▶ [What you should do]: Identify and reproduce every line holding the string "days".

▶ [Supplied records]:
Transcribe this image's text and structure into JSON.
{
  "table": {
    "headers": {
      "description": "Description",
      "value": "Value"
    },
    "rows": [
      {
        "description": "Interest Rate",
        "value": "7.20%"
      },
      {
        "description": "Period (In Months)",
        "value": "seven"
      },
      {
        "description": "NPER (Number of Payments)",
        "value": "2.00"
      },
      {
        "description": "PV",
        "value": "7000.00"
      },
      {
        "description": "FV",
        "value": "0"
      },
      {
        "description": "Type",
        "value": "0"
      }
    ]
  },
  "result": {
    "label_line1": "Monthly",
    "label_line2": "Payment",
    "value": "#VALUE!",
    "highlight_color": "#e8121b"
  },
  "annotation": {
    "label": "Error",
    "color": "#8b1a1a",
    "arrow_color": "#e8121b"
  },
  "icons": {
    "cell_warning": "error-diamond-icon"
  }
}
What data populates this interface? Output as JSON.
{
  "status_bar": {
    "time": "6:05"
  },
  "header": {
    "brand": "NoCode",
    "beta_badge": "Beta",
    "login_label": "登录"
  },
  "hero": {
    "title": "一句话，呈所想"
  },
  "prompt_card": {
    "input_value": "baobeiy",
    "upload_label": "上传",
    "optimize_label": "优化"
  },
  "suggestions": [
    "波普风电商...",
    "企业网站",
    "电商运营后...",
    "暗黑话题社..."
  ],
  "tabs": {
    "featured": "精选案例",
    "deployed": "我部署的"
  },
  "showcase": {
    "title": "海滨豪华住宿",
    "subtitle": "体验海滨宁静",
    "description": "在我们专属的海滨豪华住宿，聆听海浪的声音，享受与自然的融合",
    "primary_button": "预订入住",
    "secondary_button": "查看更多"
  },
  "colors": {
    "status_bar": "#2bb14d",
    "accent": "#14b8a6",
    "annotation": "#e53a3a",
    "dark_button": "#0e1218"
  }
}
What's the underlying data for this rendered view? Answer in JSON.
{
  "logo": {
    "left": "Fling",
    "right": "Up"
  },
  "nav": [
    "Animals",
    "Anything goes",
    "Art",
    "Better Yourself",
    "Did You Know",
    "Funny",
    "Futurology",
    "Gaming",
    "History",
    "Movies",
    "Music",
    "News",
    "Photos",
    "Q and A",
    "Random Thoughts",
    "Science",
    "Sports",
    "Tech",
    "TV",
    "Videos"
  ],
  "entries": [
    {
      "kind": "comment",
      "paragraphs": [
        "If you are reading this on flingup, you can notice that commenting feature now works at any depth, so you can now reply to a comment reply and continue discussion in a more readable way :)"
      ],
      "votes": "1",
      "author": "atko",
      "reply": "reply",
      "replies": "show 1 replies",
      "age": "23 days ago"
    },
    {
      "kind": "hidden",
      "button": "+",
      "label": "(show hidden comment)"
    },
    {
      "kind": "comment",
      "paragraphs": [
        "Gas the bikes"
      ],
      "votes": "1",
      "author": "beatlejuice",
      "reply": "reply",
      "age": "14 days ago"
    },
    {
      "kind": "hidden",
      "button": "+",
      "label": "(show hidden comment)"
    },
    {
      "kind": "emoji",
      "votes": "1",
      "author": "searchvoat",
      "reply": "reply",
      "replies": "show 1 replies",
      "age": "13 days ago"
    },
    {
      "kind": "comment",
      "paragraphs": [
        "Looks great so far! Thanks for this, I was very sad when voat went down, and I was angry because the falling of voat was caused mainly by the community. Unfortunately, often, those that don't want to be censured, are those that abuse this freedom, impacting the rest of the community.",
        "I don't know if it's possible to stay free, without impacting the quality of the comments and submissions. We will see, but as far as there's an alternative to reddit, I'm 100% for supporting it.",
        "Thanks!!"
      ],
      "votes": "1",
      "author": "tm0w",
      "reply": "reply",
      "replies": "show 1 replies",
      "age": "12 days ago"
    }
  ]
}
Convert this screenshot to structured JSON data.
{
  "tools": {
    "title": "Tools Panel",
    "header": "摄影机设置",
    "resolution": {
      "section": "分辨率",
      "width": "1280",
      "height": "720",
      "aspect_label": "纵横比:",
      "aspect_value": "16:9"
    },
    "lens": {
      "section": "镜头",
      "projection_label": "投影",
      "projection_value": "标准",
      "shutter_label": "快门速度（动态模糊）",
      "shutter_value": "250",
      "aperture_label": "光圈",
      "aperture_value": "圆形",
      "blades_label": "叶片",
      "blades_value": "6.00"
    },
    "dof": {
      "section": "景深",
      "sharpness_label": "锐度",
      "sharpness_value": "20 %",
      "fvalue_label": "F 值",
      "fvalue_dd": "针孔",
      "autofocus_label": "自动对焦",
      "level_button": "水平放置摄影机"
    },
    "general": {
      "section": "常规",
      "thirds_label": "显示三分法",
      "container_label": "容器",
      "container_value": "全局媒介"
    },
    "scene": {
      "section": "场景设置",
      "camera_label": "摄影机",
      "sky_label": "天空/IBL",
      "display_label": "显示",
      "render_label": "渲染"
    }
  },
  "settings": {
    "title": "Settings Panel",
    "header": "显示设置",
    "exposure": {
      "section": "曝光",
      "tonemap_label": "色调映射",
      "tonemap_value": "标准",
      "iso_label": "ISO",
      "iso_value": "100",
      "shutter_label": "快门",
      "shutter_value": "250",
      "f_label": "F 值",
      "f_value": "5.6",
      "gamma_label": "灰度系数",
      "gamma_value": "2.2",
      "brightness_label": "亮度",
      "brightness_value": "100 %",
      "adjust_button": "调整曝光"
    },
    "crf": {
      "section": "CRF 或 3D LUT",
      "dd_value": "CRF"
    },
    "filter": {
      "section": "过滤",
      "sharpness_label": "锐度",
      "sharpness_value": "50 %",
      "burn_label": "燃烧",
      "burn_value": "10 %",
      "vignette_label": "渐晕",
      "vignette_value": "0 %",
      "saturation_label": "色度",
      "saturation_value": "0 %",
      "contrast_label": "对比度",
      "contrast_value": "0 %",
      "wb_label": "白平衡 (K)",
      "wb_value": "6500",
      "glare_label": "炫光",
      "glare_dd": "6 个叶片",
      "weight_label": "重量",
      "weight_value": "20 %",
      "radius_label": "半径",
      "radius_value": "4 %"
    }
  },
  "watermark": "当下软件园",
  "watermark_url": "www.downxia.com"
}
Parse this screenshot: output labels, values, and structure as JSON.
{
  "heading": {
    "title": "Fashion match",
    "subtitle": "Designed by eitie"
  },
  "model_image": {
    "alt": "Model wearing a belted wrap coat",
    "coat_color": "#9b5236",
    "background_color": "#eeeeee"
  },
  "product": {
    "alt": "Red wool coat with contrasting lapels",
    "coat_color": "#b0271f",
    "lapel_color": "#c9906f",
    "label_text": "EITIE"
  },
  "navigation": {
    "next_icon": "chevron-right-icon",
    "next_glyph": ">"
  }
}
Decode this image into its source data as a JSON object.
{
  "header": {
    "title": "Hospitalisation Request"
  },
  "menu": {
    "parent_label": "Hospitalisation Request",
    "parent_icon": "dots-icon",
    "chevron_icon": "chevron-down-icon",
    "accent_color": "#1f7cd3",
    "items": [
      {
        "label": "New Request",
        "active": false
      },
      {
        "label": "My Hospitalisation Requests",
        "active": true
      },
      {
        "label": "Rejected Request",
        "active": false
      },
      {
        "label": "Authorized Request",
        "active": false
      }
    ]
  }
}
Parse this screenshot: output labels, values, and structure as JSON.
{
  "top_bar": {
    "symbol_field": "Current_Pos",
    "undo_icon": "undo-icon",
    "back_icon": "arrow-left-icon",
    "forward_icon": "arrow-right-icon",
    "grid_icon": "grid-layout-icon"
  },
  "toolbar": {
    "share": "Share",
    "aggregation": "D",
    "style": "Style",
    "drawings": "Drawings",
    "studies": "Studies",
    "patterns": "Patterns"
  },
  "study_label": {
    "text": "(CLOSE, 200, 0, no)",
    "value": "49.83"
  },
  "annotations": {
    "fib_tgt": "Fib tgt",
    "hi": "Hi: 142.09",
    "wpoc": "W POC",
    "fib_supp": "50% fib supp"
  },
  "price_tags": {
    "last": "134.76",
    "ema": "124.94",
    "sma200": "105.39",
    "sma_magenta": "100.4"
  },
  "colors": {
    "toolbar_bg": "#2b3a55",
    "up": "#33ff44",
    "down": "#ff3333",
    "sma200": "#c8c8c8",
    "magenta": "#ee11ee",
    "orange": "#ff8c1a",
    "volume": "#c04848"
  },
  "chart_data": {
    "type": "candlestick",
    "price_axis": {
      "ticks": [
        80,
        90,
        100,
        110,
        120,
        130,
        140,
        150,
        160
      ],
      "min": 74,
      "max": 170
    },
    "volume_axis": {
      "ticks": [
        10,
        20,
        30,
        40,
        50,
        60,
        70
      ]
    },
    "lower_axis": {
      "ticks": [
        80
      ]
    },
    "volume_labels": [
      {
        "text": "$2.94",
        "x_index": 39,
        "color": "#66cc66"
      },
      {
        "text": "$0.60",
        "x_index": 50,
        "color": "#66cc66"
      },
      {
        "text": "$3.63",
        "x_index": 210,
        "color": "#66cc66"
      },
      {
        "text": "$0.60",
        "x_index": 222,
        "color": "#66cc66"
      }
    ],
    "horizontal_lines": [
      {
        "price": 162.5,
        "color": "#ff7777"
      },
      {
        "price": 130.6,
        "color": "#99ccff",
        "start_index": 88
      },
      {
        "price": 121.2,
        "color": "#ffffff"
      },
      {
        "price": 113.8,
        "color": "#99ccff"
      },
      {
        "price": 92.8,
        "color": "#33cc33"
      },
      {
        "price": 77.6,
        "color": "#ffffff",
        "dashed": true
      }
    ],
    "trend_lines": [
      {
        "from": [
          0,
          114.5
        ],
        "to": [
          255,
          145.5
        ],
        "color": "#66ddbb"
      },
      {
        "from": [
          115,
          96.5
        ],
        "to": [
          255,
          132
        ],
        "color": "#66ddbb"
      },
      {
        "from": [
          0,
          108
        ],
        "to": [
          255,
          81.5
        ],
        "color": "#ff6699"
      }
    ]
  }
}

▶ [Correct response]:
      "age": "23 days ago"
      "age": "14 days ago"
      "age": "13 days ago"
      "age": "12 days ago"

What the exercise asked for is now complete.